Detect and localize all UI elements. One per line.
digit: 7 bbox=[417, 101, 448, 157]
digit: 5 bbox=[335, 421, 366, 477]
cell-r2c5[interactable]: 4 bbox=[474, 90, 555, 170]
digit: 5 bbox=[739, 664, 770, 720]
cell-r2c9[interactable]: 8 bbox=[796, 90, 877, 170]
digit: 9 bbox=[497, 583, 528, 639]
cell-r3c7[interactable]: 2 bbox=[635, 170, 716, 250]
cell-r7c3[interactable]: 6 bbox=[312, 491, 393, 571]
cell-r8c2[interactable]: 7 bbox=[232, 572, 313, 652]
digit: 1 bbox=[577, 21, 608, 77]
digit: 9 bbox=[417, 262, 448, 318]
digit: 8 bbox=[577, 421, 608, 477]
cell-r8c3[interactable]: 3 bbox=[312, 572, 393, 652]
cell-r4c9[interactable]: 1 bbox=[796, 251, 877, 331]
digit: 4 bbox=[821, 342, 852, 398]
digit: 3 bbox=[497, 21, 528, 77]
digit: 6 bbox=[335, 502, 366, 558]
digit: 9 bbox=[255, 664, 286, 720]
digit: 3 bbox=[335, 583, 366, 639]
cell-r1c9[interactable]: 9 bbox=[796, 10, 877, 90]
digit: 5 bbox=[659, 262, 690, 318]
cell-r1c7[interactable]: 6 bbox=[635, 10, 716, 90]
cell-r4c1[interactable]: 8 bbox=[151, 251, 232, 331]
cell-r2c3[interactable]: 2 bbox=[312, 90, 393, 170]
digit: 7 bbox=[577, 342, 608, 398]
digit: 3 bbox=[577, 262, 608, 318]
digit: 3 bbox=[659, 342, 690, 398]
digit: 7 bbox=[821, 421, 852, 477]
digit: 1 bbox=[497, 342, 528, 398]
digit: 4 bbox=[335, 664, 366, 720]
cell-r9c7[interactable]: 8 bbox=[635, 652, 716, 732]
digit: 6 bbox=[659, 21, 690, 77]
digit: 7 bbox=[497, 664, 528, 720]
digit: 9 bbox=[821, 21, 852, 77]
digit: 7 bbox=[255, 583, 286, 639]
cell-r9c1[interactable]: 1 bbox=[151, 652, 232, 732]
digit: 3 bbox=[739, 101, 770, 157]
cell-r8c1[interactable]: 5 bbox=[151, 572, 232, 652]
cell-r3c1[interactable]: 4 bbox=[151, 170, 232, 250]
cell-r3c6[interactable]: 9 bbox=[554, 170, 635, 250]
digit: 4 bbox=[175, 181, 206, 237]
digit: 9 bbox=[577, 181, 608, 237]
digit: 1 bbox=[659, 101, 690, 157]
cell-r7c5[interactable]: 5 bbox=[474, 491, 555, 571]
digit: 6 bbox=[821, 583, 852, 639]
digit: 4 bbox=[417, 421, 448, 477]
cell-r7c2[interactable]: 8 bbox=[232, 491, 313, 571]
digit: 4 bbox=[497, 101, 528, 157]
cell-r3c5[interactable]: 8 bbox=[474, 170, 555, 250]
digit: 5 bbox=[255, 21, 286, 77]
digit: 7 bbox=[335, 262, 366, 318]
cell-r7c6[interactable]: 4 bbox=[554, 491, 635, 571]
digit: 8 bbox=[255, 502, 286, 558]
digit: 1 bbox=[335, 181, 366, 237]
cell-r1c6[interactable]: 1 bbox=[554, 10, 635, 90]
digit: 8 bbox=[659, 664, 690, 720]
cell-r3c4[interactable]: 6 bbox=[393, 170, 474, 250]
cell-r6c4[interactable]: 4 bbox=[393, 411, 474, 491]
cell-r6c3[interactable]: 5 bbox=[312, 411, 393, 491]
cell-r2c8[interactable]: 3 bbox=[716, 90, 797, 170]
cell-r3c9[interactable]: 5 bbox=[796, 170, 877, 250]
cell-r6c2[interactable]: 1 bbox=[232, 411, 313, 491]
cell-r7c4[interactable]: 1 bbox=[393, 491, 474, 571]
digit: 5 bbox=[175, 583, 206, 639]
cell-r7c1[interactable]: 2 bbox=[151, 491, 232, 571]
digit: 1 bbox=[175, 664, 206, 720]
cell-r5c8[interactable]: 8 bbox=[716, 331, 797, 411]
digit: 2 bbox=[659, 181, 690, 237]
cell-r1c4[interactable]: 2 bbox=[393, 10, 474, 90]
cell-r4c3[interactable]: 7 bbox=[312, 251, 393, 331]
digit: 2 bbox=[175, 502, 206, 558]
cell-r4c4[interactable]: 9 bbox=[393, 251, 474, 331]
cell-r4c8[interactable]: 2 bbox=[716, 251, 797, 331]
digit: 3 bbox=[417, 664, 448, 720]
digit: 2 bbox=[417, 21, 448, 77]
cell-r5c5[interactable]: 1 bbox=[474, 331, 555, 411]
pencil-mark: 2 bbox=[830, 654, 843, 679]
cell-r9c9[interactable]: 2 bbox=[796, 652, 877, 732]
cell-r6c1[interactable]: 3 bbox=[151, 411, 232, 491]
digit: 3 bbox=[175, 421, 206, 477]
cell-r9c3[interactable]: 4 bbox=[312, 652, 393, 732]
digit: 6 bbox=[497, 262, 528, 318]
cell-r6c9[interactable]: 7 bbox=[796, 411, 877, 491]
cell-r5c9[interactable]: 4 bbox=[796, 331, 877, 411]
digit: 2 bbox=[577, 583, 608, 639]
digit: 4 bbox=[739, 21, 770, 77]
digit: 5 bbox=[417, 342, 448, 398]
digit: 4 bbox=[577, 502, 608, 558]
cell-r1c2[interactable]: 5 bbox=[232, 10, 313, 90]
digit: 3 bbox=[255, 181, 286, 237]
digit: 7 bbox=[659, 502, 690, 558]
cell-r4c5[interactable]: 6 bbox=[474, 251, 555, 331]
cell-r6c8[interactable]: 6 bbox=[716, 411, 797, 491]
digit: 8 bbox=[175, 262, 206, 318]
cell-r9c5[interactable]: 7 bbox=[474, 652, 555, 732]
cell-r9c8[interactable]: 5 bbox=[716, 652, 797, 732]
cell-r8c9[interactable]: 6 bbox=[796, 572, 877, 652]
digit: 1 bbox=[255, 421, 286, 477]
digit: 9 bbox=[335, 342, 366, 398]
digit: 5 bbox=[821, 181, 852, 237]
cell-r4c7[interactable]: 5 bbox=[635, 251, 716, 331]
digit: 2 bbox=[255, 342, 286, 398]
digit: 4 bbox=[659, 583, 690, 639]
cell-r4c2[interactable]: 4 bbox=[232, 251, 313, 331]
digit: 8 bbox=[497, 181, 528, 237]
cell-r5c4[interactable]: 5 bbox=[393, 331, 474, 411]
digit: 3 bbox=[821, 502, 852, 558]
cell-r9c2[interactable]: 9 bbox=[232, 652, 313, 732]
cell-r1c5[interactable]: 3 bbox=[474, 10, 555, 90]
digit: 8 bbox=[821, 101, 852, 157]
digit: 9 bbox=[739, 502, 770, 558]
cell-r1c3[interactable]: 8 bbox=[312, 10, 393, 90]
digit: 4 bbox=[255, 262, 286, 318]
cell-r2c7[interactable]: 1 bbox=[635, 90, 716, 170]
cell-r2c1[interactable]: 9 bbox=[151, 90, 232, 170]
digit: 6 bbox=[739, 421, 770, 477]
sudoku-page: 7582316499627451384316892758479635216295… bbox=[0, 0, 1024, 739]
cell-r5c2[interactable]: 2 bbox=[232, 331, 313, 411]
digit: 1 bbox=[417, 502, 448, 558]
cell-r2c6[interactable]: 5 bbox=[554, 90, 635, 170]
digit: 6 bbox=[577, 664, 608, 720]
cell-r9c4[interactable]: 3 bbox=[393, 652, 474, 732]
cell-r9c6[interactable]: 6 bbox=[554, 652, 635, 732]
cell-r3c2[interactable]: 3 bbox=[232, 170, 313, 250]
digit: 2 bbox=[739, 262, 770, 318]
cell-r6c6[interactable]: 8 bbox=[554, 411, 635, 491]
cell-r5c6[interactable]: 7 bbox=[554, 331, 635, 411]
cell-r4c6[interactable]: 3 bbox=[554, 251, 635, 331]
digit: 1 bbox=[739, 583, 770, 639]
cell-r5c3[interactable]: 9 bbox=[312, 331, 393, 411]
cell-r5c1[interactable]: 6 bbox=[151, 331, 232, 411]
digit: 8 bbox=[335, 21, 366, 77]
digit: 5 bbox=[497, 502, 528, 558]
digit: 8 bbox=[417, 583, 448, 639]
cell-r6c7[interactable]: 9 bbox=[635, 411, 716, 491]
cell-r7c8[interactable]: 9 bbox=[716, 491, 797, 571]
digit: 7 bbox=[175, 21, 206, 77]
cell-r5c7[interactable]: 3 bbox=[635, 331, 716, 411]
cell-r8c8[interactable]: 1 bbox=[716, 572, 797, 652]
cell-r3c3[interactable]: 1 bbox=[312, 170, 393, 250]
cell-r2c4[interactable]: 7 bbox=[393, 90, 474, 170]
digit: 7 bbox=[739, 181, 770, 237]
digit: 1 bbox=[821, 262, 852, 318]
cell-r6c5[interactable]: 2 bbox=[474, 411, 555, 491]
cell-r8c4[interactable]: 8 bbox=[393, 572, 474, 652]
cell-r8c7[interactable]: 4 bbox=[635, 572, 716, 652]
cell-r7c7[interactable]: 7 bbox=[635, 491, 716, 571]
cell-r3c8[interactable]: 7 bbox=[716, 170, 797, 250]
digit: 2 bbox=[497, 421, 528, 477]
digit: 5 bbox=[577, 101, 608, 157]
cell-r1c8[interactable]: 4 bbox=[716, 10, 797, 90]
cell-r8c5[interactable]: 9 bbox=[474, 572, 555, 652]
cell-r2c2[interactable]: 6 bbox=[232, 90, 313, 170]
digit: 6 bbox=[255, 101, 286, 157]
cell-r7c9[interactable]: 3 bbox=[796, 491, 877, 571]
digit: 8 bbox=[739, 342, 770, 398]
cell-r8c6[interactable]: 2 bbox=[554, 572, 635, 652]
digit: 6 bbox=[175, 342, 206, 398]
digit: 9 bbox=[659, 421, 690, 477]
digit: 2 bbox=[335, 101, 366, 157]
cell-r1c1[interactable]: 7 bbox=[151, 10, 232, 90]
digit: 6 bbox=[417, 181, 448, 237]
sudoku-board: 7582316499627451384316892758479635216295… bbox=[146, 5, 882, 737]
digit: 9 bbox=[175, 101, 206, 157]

• WHAT THE TASK ASKS:
Can you rewrite the lines from the first one through the line that contains "cell-r7c3[interactable]: 6 bbox=[312, 491, 393, 571]", inclusive, as a Markdown table with the columns Number and Line, leaving out any blank lines?

• WRITTEN ANSWER:
| Number | Line |
|---|---|
| 1 | Detect and localize all UI elements. One per line. |
| 2 | digit: 7 bbox=[417, 101, 448, 157] |
| 3 | digit: 5 bbox=[335, 421, 366, 477] |
| 4 | cell-r2c5[interactable]: 4 bbox=[474, 90, 555, 170] |
| 5 | digit: 5 bbox=[739, 664, 770, 720] |
| 6 | cell-r2c9[interactable]: 8 bbox=[796, 90, 877, 170] |
| 7 | digit: 9 bbox=[497, 583, 528, 639] |
| 8 | cell-r3c7[interactable]: 2 bbox=[635, 170, 716, 250] |
| 9 | cell-r7c3[interactable]: 6 bbox=[312, 491, 393, 571] |